GOAL ::
Give back exactly the lines that run from the line containing "Extract the structured" through the end of the listing below. Leave out every other line.

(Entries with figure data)

■ ■ ■

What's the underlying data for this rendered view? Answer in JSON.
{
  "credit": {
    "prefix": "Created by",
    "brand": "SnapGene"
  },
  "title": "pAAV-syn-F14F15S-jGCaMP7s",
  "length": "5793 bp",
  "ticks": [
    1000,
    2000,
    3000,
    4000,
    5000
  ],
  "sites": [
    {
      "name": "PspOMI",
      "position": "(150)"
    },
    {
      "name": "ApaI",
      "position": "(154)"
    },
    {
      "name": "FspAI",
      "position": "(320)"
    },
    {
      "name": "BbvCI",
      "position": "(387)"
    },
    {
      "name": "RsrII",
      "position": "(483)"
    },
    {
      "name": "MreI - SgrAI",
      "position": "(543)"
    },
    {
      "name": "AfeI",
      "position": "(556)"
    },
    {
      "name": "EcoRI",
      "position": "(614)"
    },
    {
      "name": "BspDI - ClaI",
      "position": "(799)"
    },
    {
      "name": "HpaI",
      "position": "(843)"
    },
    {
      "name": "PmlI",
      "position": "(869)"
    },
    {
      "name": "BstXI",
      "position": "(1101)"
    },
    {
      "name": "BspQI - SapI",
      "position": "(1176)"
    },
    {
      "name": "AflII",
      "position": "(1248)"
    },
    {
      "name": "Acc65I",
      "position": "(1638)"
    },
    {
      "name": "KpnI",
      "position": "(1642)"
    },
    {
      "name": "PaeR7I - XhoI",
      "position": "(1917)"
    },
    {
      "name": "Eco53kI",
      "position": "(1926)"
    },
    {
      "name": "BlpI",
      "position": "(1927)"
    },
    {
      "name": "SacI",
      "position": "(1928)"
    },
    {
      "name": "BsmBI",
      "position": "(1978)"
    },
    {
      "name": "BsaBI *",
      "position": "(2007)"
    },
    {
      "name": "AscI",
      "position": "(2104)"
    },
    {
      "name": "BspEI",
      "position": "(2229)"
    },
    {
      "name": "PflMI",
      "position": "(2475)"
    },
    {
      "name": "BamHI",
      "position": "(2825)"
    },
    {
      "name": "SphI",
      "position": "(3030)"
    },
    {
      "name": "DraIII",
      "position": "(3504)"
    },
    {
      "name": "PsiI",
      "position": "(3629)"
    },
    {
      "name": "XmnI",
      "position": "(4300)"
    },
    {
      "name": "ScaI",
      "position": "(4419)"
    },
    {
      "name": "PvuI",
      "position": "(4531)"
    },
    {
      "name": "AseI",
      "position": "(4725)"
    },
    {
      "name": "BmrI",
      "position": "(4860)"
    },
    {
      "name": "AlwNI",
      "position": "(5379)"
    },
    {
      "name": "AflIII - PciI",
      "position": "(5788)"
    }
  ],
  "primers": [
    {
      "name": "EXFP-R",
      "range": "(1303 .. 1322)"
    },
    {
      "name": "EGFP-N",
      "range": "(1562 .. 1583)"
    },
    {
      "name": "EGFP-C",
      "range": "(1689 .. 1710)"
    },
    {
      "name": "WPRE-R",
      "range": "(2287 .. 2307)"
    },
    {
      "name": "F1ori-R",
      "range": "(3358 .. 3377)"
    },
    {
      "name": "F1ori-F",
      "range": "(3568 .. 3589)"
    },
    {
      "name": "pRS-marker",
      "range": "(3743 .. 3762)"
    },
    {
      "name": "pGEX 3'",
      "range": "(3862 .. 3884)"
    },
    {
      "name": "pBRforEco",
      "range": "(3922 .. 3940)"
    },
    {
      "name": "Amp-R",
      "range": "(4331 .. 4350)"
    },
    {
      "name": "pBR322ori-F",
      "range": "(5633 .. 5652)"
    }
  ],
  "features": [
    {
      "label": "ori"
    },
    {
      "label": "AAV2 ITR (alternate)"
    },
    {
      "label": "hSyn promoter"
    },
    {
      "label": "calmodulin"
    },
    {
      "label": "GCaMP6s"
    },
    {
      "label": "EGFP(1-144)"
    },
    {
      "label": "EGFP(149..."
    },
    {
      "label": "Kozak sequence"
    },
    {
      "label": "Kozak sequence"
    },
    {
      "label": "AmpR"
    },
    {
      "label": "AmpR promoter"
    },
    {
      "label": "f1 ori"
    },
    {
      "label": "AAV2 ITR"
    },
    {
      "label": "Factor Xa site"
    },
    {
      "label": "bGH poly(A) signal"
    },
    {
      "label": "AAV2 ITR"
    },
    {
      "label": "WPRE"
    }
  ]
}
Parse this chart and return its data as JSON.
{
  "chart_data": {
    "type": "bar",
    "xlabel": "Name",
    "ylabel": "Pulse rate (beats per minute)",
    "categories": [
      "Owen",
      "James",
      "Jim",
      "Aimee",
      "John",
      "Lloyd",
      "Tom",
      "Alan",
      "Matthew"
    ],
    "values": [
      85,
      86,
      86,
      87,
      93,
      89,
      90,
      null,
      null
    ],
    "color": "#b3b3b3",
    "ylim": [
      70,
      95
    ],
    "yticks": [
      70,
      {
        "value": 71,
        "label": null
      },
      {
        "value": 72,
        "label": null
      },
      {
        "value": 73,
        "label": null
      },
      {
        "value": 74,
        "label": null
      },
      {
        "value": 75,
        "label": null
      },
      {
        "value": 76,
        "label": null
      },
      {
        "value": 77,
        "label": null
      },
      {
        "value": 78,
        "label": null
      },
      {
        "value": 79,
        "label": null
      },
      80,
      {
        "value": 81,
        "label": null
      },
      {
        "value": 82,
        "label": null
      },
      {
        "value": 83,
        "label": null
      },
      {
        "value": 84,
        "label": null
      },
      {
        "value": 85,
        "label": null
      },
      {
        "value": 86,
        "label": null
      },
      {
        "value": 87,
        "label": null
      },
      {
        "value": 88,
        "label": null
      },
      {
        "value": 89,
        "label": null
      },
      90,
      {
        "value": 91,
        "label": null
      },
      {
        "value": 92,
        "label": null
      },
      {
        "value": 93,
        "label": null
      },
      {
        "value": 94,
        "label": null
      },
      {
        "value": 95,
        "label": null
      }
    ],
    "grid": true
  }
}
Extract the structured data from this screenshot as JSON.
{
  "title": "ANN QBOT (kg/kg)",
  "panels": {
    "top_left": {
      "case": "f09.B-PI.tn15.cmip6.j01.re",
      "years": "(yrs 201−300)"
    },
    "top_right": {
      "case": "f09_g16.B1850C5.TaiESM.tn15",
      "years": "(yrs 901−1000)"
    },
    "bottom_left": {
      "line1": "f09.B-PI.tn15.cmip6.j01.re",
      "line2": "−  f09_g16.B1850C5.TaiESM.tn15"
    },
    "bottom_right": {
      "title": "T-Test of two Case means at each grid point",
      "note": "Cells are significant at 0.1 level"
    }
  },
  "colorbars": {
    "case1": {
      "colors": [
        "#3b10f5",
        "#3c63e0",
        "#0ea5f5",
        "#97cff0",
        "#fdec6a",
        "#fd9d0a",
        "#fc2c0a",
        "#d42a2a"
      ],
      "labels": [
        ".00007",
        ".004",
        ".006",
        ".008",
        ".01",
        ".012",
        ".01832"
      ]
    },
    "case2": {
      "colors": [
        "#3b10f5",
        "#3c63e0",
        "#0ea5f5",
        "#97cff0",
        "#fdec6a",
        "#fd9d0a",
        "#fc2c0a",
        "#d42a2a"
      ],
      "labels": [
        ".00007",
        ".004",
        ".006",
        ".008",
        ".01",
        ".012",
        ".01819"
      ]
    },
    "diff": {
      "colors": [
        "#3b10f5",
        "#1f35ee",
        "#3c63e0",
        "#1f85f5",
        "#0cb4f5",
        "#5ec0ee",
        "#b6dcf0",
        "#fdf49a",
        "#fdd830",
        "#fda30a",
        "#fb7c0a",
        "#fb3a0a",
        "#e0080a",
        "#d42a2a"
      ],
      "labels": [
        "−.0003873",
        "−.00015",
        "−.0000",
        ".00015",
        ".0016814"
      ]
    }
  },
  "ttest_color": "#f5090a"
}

■ ■ ■

FINISHED ANSWER ::
Extract the structured data from this screenshot as JSON.
{
  "title": "ANN QBOT (kg/kg)",
  "panels": {
    "top_left": {
      "case": "f09.B-PI.tn15.cmip6.j01.re",
      "years": "(yrs 201−300)"
    },
    "top_right": {
      "case": "f09_g16.B1850C5.TaiESM.tn15",
      "years": "(yrs 901−1000)"
    },
    "bottom_left": {
      "line1": "f09.B-PI.tn15.cmip6.j01.re",
      "line2": "−  f09_g16.B1850C5.TaiESM.tn15"
    },
    "bottom_right": {
      "title": "T-Test of two Case means at each grid point",
      "note": "Cells are significant at 0.1 level"
    }
  },
  "colorbars": {
    "case1": {
      "colors": [
        "#3b10f5",
        "#3c63e0",
        "#0ea5f5",
        "#97cff0",
        "#fdec6a",
        "#fd9d0a",
        "#fc2c0a",
        "#d42a2a"
      ],
      "labels": [
        ".00007",
        ".004",
        ".006",
        ".008",
        ".01",
        ".012",
        ".01832"
      ]
    },
    "case2": {
      "colors": [
        "#3b10f5",
        "#3c63e0",
        "#0ea5f5",
        "#97cff0",
        "#fdec6a",
        "#fd9d0a",
        "#fc2c0a",
        "#d42a2a"
      ],
      "labels": [
        ".00007",
        ".004",
        ".006",
        ".008",
        ".01",
        ".012",
        ".01819"
      ]
    },
    "diff": {
      "colors": [
        "#3b10f5",
        "#1f35ee",
        "#3c63e0",
        "#1f85f5",
        "#0cb4f5",
        "#5ec0ee",
        "#b6dcf0",
        "#fdf49a",
        "#fdd830",
        "#fda30a",
        "#fb7c0a",
        "#fb3a0a",
        "#e0080a",
        "#d42a2a"
      ],
      "labels": [
        "−.0003873",
        "−.00015",
        "−.0000",
        ".00015",
        ".0016814"
      ]
    }
  },
  "ttest_color": "#f5090a"
}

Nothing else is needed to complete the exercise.